Data records:
□ □ □ □
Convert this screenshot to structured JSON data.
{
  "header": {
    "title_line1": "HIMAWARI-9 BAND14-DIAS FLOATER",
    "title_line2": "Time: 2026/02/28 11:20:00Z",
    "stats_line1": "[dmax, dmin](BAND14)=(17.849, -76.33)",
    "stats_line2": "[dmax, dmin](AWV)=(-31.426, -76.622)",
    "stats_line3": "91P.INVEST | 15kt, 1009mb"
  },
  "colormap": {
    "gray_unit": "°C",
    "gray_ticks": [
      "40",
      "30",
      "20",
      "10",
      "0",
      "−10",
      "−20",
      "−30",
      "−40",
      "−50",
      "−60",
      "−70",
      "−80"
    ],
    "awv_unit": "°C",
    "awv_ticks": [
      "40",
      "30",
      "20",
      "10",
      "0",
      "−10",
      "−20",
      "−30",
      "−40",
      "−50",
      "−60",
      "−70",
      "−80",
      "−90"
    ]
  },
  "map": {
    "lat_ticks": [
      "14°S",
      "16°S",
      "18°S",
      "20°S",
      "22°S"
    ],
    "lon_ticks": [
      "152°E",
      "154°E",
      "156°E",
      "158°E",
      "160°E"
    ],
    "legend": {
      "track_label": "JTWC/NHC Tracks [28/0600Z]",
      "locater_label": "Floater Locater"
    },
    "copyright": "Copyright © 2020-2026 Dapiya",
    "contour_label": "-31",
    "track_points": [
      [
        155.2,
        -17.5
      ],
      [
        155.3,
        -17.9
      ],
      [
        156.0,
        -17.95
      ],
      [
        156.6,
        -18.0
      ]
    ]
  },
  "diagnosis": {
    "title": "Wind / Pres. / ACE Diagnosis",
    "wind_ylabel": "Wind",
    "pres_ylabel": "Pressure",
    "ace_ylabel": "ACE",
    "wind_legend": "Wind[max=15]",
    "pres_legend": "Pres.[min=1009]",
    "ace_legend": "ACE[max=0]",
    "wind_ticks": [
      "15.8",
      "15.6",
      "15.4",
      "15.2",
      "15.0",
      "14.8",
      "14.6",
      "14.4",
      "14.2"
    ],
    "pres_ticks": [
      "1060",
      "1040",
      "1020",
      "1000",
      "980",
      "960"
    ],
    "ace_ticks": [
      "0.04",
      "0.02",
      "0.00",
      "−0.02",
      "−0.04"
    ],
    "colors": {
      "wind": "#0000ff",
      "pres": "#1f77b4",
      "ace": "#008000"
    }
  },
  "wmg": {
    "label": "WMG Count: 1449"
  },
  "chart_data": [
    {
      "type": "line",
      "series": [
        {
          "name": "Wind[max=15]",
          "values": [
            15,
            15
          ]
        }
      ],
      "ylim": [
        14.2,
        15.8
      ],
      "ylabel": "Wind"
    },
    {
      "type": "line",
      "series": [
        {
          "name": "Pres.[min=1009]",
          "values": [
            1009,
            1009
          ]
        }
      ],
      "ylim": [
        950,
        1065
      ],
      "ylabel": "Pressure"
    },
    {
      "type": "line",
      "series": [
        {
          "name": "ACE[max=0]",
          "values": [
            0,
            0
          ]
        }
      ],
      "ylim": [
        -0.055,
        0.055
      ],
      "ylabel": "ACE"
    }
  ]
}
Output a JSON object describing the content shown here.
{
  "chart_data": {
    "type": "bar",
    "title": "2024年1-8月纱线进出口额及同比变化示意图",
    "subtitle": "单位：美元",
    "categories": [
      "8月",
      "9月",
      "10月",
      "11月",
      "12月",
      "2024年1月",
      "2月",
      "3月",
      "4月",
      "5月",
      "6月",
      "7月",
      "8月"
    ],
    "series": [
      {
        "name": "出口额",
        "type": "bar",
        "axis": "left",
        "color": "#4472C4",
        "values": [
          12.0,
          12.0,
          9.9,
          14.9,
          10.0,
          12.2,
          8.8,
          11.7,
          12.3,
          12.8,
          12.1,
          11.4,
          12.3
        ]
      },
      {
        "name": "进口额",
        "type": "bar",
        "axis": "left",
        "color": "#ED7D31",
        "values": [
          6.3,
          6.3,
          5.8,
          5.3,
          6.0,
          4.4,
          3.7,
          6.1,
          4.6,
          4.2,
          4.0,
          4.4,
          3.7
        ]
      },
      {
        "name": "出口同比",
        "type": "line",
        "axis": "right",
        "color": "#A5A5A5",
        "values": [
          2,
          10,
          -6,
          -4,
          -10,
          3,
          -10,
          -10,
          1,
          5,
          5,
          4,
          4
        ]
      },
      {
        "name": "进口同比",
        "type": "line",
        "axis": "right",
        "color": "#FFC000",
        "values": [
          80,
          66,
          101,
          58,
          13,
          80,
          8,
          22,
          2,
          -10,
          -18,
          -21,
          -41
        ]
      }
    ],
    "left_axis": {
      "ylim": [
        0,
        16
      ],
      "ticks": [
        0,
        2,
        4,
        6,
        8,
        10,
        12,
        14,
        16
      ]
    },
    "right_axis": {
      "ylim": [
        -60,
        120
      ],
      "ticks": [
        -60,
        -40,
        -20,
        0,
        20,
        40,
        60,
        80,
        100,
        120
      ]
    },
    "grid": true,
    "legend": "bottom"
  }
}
□ □ □ □
THE REQUEST: Everything in the listing above should be restated exactly.

RESPONSE TO THIS TASK:
Convert this screenshot to structured JSON data.
{
  "header": {
    "title_line1": "HIMAWARI-9 BAND14-DIAS FLOATER",
    "title_line2": "Time: 2026/02/28 11:20:00Z",
    "stats_line1": "[dmax, dmin](BAND14)=(17.849, -76.33)",
    "stats_line2": "[dmax, dmin](AWV)=(-31.426, -76.622)",
    "stats_line3": "91P.INVEST | 15kt, 1009mb"
  },
  "colormap": {
    "gray_unit": "°C",
    "gray_ticks": [
      "40",
      "30",
      "20",
      "10",
      "0",
      "−10",
      "−20",
      "−30",
      "−40",
      "−50",
      "−60",
      "−70",
      "−80"
    ],
    "awv_unit": "°C",
    "awv_ticks": [
      "40",
      "30",
      "20",
      "10",
      "0",
      "−10",
      "−20",
      "−30",
      "−40",
      "−50",
      "−60",
      "−70",
      "−80",
      "−90"
    ]
  },
  "map": {
    "lat_ticks": [
      "14°S",
      "16°S",
      "18°S",
      "20°S",
      "22°S"
    ],
    "lon_ticks": [
      "152°E",
      "154°E",
      "156°E",
      "158°E",
      "160°E"
    ],
    "legend": {
      "track_label": "JTWC/NHC Tracks [28/0600Z]",
      "locater_label": "Floater Locater"
    },
    "copyright": "Copyright © 2020-2026 Dapiya",
    "contour_label": "-31",
    "track_points": [
      [
        155.2,
        -17.5
      ],
      [
        155.3,
        -17.9
      ],
      [
        156.0,
        -17.95
      ],
      [
        156.6,
        -18.0
      ]
    ]
  },
  "diagnosis": {
    "title": "Wind / Pres. / ACE Diagnosis",
    "wind_ylabel": "Wind",
    "pres_ylabel": "Pressure",
    "ace_ylabel": "ACE",
    "wind_legend": "Wind[max=15]",
    "pres_legend": "Pres.[min=1009]",
    "ace_legend": "ACE[max=0]",
    "wind_ticks": [
      "15.8",
      "15.6",
      "15.4",
      "15.2",
      "15.0",
      "14.8",
      "14.6",
      "14.4",
      "14.2"
    ],
    "pres_ticks": [
      "1060",
      "1040",
      "1020",
      "1000",
      "980",
      "960"
    ],
    "ace_ticks": [
      "0.04",
      "0.02",
      "0.00",
      "−0.02",
      "−0.04"
    ],
    "colors": {
      "wind": "#0000ff",
      "pres": "#1f77b4",
      "ace": "#008000"
    }
  },
  "wmg": {
    "label": "WMG Count: 1449"
  },
  "chart_data": [
    {
      "type": "line",
      "series": [
        {
          "name": "Wind[max=15]",
          "values": [
            15,
            15
          ]
        }
      ],
      "ylim": [
        14.2,
        15.8
      ],
      "ylabel": "Wind"
    },
    {
      "type": "line",
      "series": [
        {
          "name": "Pres.[min=1009]",
          "values": [
            1009,
            1009
          ]
        }
      ],
      "ylim": [
        950,
        1065
      ],
      "ylabel": "Pressure"
    },
    {
      "type": "line",
      "series": [
        {
          "name": "ACE[max=0]",
          "values": [
            0,
            0
          ]
        }
      ],
      "ylim": [
        -0.055,
        0.055
      ],
      "ylabel": "ACE"
    }
  ]
}
Output a JSON object describing the content shown here.
{
  "chart_data": {
    "type": "bar",
    "title": "2024年1-8月纱线进出口额及同比变化示意图",
    "subtitle": "单位：美元",
    "categories": [
      "8月",
      "9月",
      "10月",
      "11月",
      "12月",
      "2024年1月",
      "2月",
      "3月",
      "4月",
      "5月",
      "6月",
      "7月",
      "8月"
    ],
    "series": [
      {
        "name": "出口额",
        "type": "bar",
        "axis": "left",
        "color": "#4472C4",
        "values": [
          12.0,
          12.0,
          9.9,
          14.9,
          10.0,
          12.2,
          8.8,
          11.7,
          12.3,
          12.8,
          12.1,
          11.4,
          12.3
        ]
      },
      {
        "name": "进口额",
        "type": "bar",
        "axis": "left",
        "color": "#ED7D31",
        "values": [
          6.3,
          6.3,
          5.8,
          5.3,
          6.0,
          4.4,
          3.7,
          6.1,
          4.6,
          4.2,
          4.0,
          4.4,
          3.7
        ]
      },
      {
        "name": "出口同比",
        "type": "line",
        "axis": "right",
        "color": "#A5A5A5",
        "values": [
          2,
          10,
          -6,
          -4,
          -10,
          3,
          -10,
          -10,
          1,
          5,
          5,
          4,
          4
        ]
      },
      {
        "name": "进口同比",
        "type": "line",
        "axis": "right",
        "color": "#FFC000",
        "values": [
          80,
          66,
          101,
          58,
          13,
          80,
          8,
          22,
          2,
          -10,
          -18,
          -21,
          -41
        ]
      }
    ],
    "left_axis": {
      "ylim": [
        0,
        16
      ],
      "ticks": [
        0,
        2,
        4,
        6,
        8,
        10,
        12,
        14,
        16
      ]
    },
    "right_axis": {
      "ylim": [
        -60,
        120
      ],
      "ticks": [
        -60,
        -40,
        -20,
        0,
        20,
        40,
        60,
        80,
        100,
        120
      ]
    },
    "grid": true,
    "legend": "bottom"
  }
}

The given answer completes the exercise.